* Begin Data section *
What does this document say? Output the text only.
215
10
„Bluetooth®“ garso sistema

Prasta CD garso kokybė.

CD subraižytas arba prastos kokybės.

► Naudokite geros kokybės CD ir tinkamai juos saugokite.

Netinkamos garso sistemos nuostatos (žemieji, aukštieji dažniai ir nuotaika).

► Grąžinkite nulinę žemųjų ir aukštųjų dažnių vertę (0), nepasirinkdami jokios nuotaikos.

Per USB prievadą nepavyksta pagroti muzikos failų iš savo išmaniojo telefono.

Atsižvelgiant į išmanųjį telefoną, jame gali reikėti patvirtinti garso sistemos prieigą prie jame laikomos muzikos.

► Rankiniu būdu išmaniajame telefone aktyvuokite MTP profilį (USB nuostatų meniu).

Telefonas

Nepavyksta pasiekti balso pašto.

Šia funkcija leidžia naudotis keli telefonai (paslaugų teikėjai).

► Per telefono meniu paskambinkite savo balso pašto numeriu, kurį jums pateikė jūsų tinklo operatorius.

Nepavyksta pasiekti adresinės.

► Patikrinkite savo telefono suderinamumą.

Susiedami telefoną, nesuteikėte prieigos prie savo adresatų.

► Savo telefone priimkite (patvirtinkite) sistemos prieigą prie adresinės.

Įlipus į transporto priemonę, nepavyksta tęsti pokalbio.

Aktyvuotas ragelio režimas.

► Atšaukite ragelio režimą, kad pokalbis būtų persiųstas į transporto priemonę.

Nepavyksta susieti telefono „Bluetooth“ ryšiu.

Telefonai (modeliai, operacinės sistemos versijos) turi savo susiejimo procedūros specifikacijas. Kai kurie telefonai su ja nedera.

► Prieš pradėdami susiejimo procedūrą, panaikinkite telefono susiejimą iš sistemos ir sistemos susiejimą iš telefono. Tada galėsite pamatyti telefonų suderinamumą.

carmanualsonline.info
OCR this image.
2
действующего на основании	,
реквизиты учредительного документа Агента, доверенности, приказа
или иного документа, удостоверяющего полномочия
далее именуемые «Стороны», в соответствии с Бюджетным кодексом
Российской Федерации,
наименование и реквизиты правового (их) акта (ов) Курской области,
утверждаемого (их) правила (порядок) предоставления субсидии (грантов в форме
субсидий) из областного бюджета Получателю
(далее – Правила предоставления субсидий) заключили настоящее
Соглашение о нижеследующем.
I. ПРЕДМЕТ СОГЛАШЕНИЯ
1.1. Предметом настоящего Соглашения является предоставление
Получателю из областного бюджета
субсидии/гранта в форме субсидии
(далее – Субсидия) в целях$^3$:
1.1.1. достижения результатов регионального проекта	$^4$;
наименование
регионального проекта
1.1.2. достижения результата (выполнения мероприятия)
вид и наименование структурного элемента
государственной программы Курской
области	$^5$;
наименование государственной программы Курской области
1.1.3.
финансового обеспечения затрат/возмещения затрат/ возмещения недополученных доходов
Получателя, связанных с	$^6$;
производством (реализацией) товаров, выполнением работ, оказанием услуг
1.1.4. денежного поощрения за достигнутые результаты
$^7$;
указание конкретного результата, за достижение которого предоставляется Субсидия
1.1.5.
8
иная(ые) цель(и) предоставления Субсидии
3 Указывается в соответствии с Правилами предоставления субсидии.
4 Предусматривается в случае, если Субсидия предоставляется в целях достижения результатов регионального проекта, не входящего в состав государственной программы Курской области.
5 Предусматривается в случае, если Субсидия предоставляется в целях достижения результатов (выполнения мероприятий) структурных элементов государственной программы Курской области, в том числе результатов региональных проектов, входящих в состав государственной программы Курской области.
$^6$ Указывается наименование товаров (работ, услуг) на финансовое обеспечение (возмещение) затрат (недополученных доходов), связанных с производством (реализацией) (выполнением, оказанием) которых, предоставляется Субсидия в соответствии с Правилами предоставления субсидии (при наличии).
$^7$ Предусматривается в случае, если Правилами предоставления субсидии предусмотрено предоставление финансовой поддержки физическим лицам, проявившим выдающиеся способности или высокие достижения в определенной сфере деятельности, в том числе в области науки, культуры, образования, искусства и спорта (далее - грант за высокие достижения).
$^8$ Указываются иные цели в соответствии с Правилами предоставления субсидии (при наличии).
* End Data section *
**Task goal**
Print all the data exactly.

**Full solution**
What does this document say? Output the text only.
215
10
„Bluetooth®“ garso sistema

Prasta CD garso kokybė.

CD subraižytas arba prastos kokybės.

► Naudokite geros kokybės CD ir tinkamai juos saugokite.

Netinkamos garso sistemos nuostatos (žemieji, aukštieji dažniai ir nuotaika).

► Grąžinkite nulinę žemųjų ir aukštųjų dažnių vertę (0), nepasirinkdami jokios nuotaikos.

Per USB prievadą nepavyksta pagroti muzikos failų iš savo išmaniojo telefono.

Atsižvelgiant į išmanųjį telefoną, jame gali reikėti patvirtinti garso sistemos prieigą prie jame laikomos muzikos.

► Rankiniu būdu išmaniajame telefone aktyvuokite MTP profilį (USB nuostatų meniu).

Telefonas

Nepavyksta pasiekti balso pašto.

Šia funkcija leidžia naudotis keli telefonai (paslaugų teikėjai).

► Per telefono meniu paskambinkite savo balso pašto numeriu, kurį jums pateikė jūsų tinklo operatorius.

Nepavyksta pasiekti adresinės.

► Patikrinkite savo telefono suderinamumą.

Susiedami telefoną, nesuteikėte prieigos prie savo adresatų.

► Savo telefone priimkite (patvirtinkite) sistemos prieigą prie adresinės.

Įlipus į transporto priemonę, nepavyksta tęsti pokalbio.

Aktyvuotas ragelio režimas.

► Atšaukite ragelio režimą, kad pokalbis būtų persiųstas į transporto priemonę.

Nepavyksta susieti telefono „Bluetooth“ ryšiu.

Telefonai (modeliai, operacinės sistemos versijos) turi savo susiejimo procedūros specifikacijas. Kai kurie telefonai su ja nedera.

► Prieš pradėdami susiejimo procedūrą, panaikinkite telefono susiejimą iš sistemos ir sistemos susiejimą iš telefono. Tada galėsite pamatyti telefonų suderinamumą.

carmanualsonline.info
OCR this image.
2
действующего на основании	,
реквизиты учредительного документа Агента, доверенности, приказа
или иного документа, удостоверяющего полномочия
далее именуемые «Стороны», в соответствии с Бюджетным кодексом
Российской Федерации,
наименование и реквизиты правового (их) акта (ов) Курской области,
утверждаемого (их) правила (порядок) предоставления субсидии (грантов в форме
субсидий) из областного бюджета Получателю
(далее – Правила предоставления субсидий) заключили настоящее
Соглашение о нижеследующем.
I. ПРЕДМЕТ СОГЛАШЕНИЯ
1.1. Предметом настоящего Соглашения является предоставление
Получателю из областного бюджета
субсидии/гранта в форме субсидии
(далее – Субсидия) в целях$^3$:
1.1.1. достижения результатов регионального проекта	$^4$;
наименование
регионального проекта
1.1.2. достижения результата (выполнения мероприятия)
вид и наименование структурного элемента
государственной программы Курской
области	$^5$;
наименование государственной программы Курской области
1.1.3.
финансового обеспечения затрат/возмещения затрат/ возмещения недополученных доходов
Получателя, связанных с	$^6$;
производством (реализацией) товаров, выполнением работ, оказанием услуг
1.1.4. денежного поощрения за достигнутые результаты
$^7$;
указание конкретного результата, за достижение которого предоставляется Субсидия
1.1.5.
8
иная(ые) цель(и) предоставления Субсидии
3 Указывается в соответствии с Правилами предоставления субсидии.
4 Предусматривается в случае, если Субсидия предоставляется в целях достижения результатов регионального проекта, не входящего в состав государственной программы Курской области.
5 Предусматривается в случае, если Субсидия предоставляется в целях достижения результатов (выполнения мероприятий) структурных элементов государственной программы Курской области, в том числе результатов региональных проектов, входящих в состав государственной программы Курской области.
$^6$ Указывается наименование товаров (работ, услуг) на финансовое обеспечение (возмещение) затрат (недополученных доходов), связанных с производством (реализацией) (выполнением, оказанием) которых, предоставляется Субсидия в соответствии с Правилами предоставления субсидии (при наличии).
$^7$ Предусматривается в случае, если Правилами предоставления субсидии предусмотрено предоставление финансовой поддержки физическим лицам, проявившим выдающиеся способности или высокие достижения в определенной сфере деятельности, в том числе в области науки, культуры, образования, искусства и спорта (далее - грант за высокие достижения).
$^8$ Указываются иные цели в соответствии с Правилами предоставления субсидии (при наличии).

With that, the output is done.